== Input rows

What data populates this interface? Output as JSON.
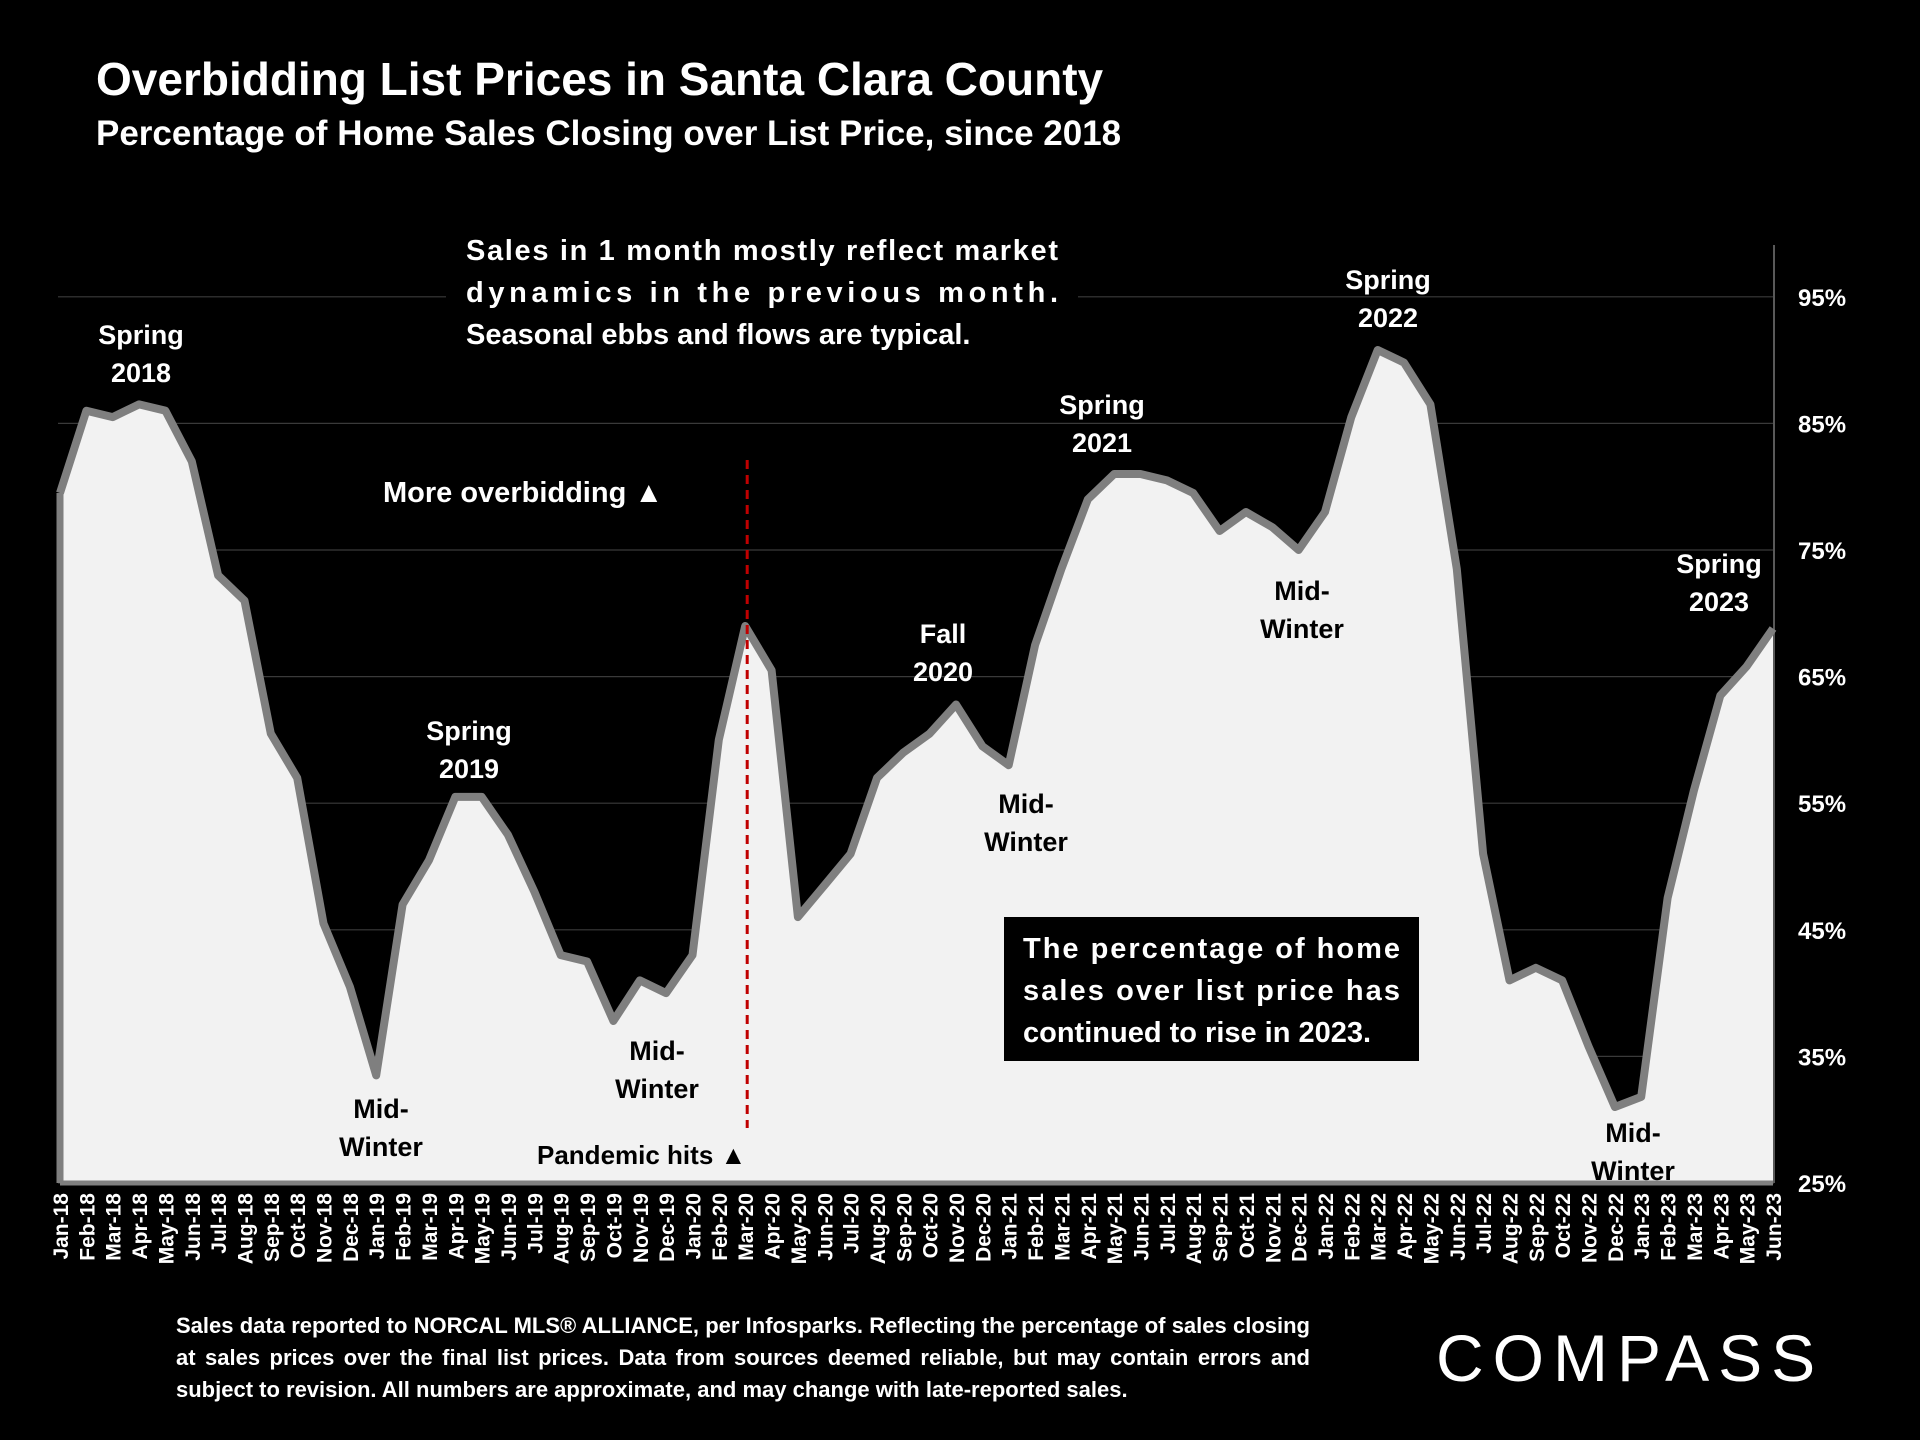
{
  "header": {
    "title": "Overbidding List Prices in Santa Clara County",
    "subtitle": "Percentage of Home Sales Closing over List Price, since 2018"
  },
  "footer": {
    "note": "Sales data reported to NORCAL MLS® ALLIANCE, per Infosparks. Reflecting the percentage of sales closing at sales prices over the final list prices. Data from sources deemed reliable, but may contain errors and subject to revision. All numbers are approximate, and may change with late-reported sales.",
    "brand": "COMPASS"
  },
  "colors": {
    "background": "#000000",
    "area": "#f2f2f2",
    "line": "#7f7f7f",
    "pandemic": "#c00000",
    "text": "#ffffff"
  },
  "chart_data": {
    "type": "area",
    "title": "Percentage of Home Sales Closing over List Price, since 2018",
    "xlabel": "",
    "ylabel": "",
    "ylim": [
      25,
      99
    ],
    "yticks": [
      25,
      35,
      45,
      55,
      65,
      75,
      85,
      95
    ],
    "ytick_labels": [
      "25%",
      "35%",
      "45%",
      "55%",
      "65%",
      "75%",
      "85%",
      "95%"
    ],
    "y_axis_side": "right",
    "grid": true,
    "categories": [
      "Jan-18",
      "Feb-18",
      "Mar-18",
      "Apr-18",
      "May-18",
      "Jun-18",
      "Jul-18",
      "Aug-18",
      "Sep-18",
      "Oct-18",
      "Nov-18",
      "Dec-18",
      "Jan-19",
      "Feb-19",
      "Mar-19",
      "Apr-19",
      "May-19",
      "Jun-19",
      "Jul-19",
      "Aug-19",
      "Sep-19",
      "Oct-19",
      "Nov-19",
      "Dec-19",
      "Jan-20",
      "Feb-20",
      "Mar-20",
      "Apr-20",
      "May-20",
      "Jun-20",
      "Jul-20",
      "Aug-20",
      "Sep-20",
      "Oct-20",
      "Nov-20",
      "Dec-20",
      "Jan-21",
      "Feb-21",
      "Mar-21",
      "Apr-21",
      "May-21",
      "Jun-21",
      "Jul-21",
      "Aug-21",
      "Sep-21",
      "Oct-21",
      "Nov-21",
      "Dec-21",
      "Jan-22",
      "Feb-22",
      "Mar-22",
      "Apr-22",
      "May-22",
      "Jun-22",
      "Jul-22",
      "Aug-22",
      "Sep-22",
      "Oct-22",
      "Nov-22",
      "Dec-22",
      "Jan-23",
      "Feb-23",
      "Mar-23",
      "Apr-23",
      "May-23",
      "Jun-23"
    ],
    "series": [
      {
        "name": "% of sales over list price",
        "values": [
          79.5,
          86.0,
          85.5,
          86.5,
          86.0,
          82.0,
          73.0,
          71.0,
          60.5,
          57.0,
          45.5,
          40.5,
          33.5,
          47.0,
          50.5,
          55.5,
          55.5,
          52.5,
          48.0,
          43.0,
          42.5,
          37.8,
          41.0,
          40.0,
          43.0,
          60.0,
          69.0,
          65.5,
          46.0,
          48.5,
          51.0,
          57.0,
          59.0,
          60.5,
          62.8,
          59.5,
          58.0,
          67.5,
          73.5,
          79.0,
          81.0,
          81.0,
          80.5,
          79.5,
          76.5,
          78.0,
          76.8,
          75.0,
          78.0,
          85.5,
          90.8,
          89.8,
          86.5,
          73.5,
          51.0,
          41.0,
          42.0,
          41.0,
          35.8,
          31.0,
          31.8,
          47.5,
          56.0,
          63.5,
          65.8,
          68.8
        ]
      }
    ],
    "annotations": [
      {
        "id": "spring-2018",
        "lines": [
          "Spring",
          "2018"
        ]
      },
      {
        "id": "mid-winter-1",
        "lines": [
          "Mid-",
          "Winter"
        ]
      },
      {
        "id": "spring-2019",
        "lines": [
          "Spring",
          "2019"
        ]
      },
      {
        "id": "mid-winter-2",
        "lines": [
          "Mid-",
          "Winter"
        ]
      },
      {
        "id": "fall-2020",
        "lines": [
          "Fall",
          "2020"
        ]
      },
      {
        "id": "mid-winter-3",
        "lines": [
          "Mid-",
          "Winter"
        ]
      },
      {
        "id": "spring-2021",
        "lines": [
          "Spring",
          "2021"
        ]
      },
      {
        "id": "mid-winter-4",
        "lines": [
          "Mid-",
          "Winter"
        ]
      },
      {
        "id": "spring-2022",
        "lines": [
          "Spring",
          "2022"
        ]
      },
      {
        "id": "spring-2023",
        "lines": [
          "Spring",
          "2023"
        ]
      },
      {
        "id": "mid-winter-5",
        "lines": [
          "Mid-",
          "Winter"
        ]
      },
      {
        "id": "more-overbidding",
        "lines": [
          "More overbidding ▲"
        ]
      },
      {
        "id": "pandemic-hits",
        "lines": [
          "Pandemic hits ▲"
        ]
      },
      {
        "id": "seasonal-note",
        "lines": [
          "Sales in 1 month mostly reflect market",
          "dynamics in the previous month.",
          "Seasonal ebbs and flows are typical."
        ]
      },
      {
        "id": "rise-2023-note",
        "lines": [
          "The percentage of home",
          "sales over list price has",
          "continued to rise in 2023."
        ]
      }
    ],
    "pandemic_marker_month": "Mar-20"
  }
}
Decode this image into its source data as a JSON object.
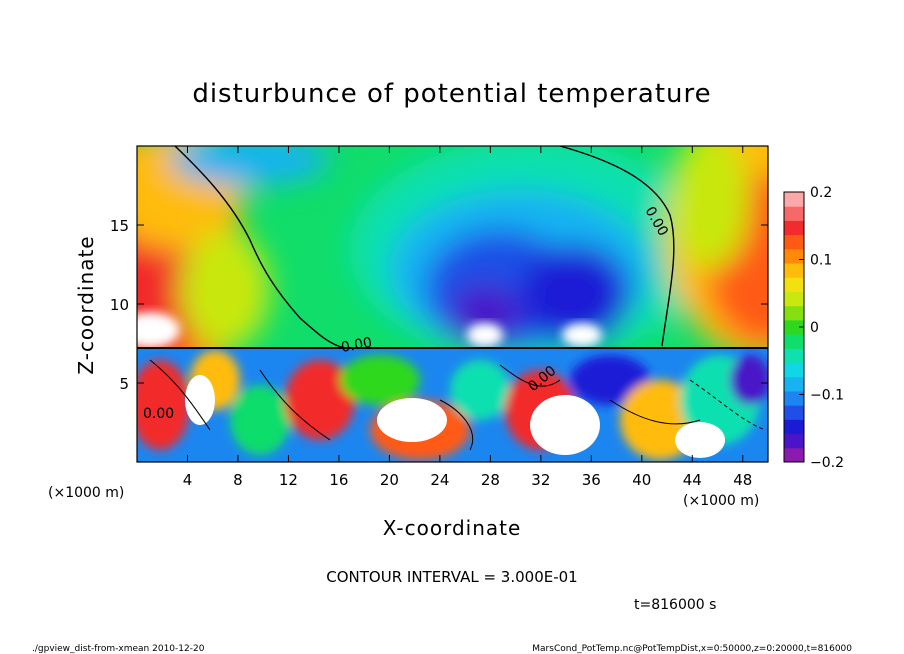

====

**Goal:**
Using the material above, retype each entry exactly and omit the pictures.

**Reply to the exercise:**
What data populates this interface? Output as JSON.
{
  "header": {
    "title": "Overbidding List Prices in Santa Clara County",
    "subtitle": "Percentage of Home Sales Closing over List Price, since 2018"
  },
  "footer": {
    "note": "Sales data reported to NORCAL MLS® ALLIANCE, per Infosparks. Reflecting the percentage of sales closing at sales prices over the final list prices. Data from sources deemed reliable, but may contain errors and subject to revision. All numbers are approximate, and may change with late-reported sales.",
    "brand": "COMPASS"
  },
  "colors": {
    "background": "#000000",
    "area": "#f2f2f2",
    "line": "#7f7f7f",
    "pandemic": "#c00000",
    "text": "#ffffff"
  },
  "chart_data": {
    "type": "area",
    "title": "Percentage of Home Sales Closing over List Price, since 2018",
    "xlabel": "",
    "ylabel": "",
    "ylim": [
      25,
      99
    ],
    "yticks": [
      25,
      35,
      45,
      55,
      65,
      75,
      85,
      95
    ],
    "ytick_labels": [
      "25%",
      "35%",
      "45%",
      "55%",
      "65%",
      "75%",
      "85%",
      "95%"
    ],
    "y_axis_side": "right",
    "grid": true,
    "categories": [
      "Jan-18",
      "Feb-18",
      "Mar-18",
      "Apr-18",
      "May-18",
      "Jun-18",
      "Jul-18",
      "Aug-18",
      "Sep-18",
      "Oct-18",
      "Nov-18",
      "Dec-18",
      "Jan-19",
      "Feb-19",
      "Mar-19",
      "Apr-19",
      "May-19",
      "Jun-19",
      "Jul-19",
      "Aug-19",
      "Sep-19",
      "Oct-19",
      "Nov-19",
      "Dec-19",
      "Jan-20",
      "Feb-20",
      "Mar-20",
      "Apr-20",
      "May-20",
      "Jun-20",
      "Jul-20",
      "Aug-20",
      "Sep-20",
      "Oct-20",
      "Nov-20",
      "Dec-20",
      "Jan-21",
      "Feb-21",
      "Mar-21",
      "Apr-21",
      "May-21",
      "Jun-21",
      "Jul-21",
      "Aug-21",
      "Sep-21",
      "Oct-21",
      "Nov-21",
      "Dec-21",
      "Jan-22",
      "Feb-22",
      "Mar-22",
      "Apr-22",
      "May-22",
      "Jun-22",
      "Jul-22",
      "Aug-22",
      "Sep-22",
      "Oct-22",
      "Nov-22",
      "Dec-22",
      "Jan-23",
      "Feb-23",
      "Mar-23",
      "Apr-23",
      "May-23",
      "Jun-23"
    ],
    "series": [
      {
        "name": "% of sales over list price",
        "values": [
          79.5,
          86.0,
          85.5,
          86.5,
          86.0,
          82.0,
          73.0,
          71.0,
          60.5,
          57.0,
          45.5,
          40.5,
          33.5,
          47.0,
          50.5,
          55.5,
          55.5,
          52.5,
          48.0,
          43.0,
          42.5,
          37.8,
          41.0,
          40.0,
          43.0,
          60.0,
          69.0,
          65.5,
          46.0,
          48.5,
          51.0,
          57.0,
          59.0,
          60.5,
          62.8,
          59.5,
          58.0,
          67.5,
          73.5,
          79.0,
          81.0,
          81.0,
          80.5,
          79.5,
          76.5,
          78.0,
          76.8,
          75.0,
          78.0,
          85.5,
          90.8,
          89.8,
          86.5,
          73.5,
          51.0,
          41.0,
          42.0,
          41.0,
          35.8,
          31.0,
          31.8,
          47.5,
          56.0,
          63.5,
          65.8,
          68.8
        ]
      }
    ],
    "annotations": [
      {
        "id": "spring-2018",
        "lines": [
          "Spring",
          "2018"
        ]
      },
      {
        "id": "mid-winter-1",
        "lines": [
          "Mid-",
          "Winter"
        ]
      },
      {
        "id": "spring-2019",
        "lines": [
          "Spring",
          "2019"
        ]
      },
      {
        "id": "mid-winter-2",
        "lines": [
          "Mid-",
          "Winter"
        ]
      },
      {
        "id": "fall-2020",
        "lines": [
          "Fall",
          "2020"
        ]
      },
      {
        "id": "mid-winter-3",
        "lines": [
          "Mid-",
          "Winter"
        ]
      },
      {
        "id": "spring-2021",
        "lines": [
          "Spring",
          "2021"
        ]
      },
      {
        "id": "mid-winter-4",
        "lines": [
          "Mid-",
          "Winter"
        ]
      },
      {
        "id": "spring-2022",
        "lines": [
          "Spring",
          "2022"
        ]
      },
      {
        "id": "spring-2023",
        "lines": [
          "Spring",
          "2023"
        ]
      },
      {
        "id": "mid-winter-5",
        "lines": [
          "Mid-",
          "Winter"
        ]
      },
      {
        "id": "more-overbidding",
        "lines": [
          "More overbidding ▲"
        ]
      },
      {
        "id": "pandemic-hits",
        "lines": [
          "Pandemic hits ▲"
        ]
      },
      {
        "id": "seasonal-note",
        "lines": [
          "Sales in 1 month mostly reflect market",
          "dynamics in the previous month.",
          "Seasonal ebbs and flows are typical."
        ]
      },
      {
        "id": "rise-2023-note",
        "lines": [
          "The percentage of home",
          "sales over list price has",
          "continued to rise in 2023."
        ]
      }
    ],
    "pandemic_marker_month": "Mar-20"
  }
}
Decode this image into its source data as a JSON object.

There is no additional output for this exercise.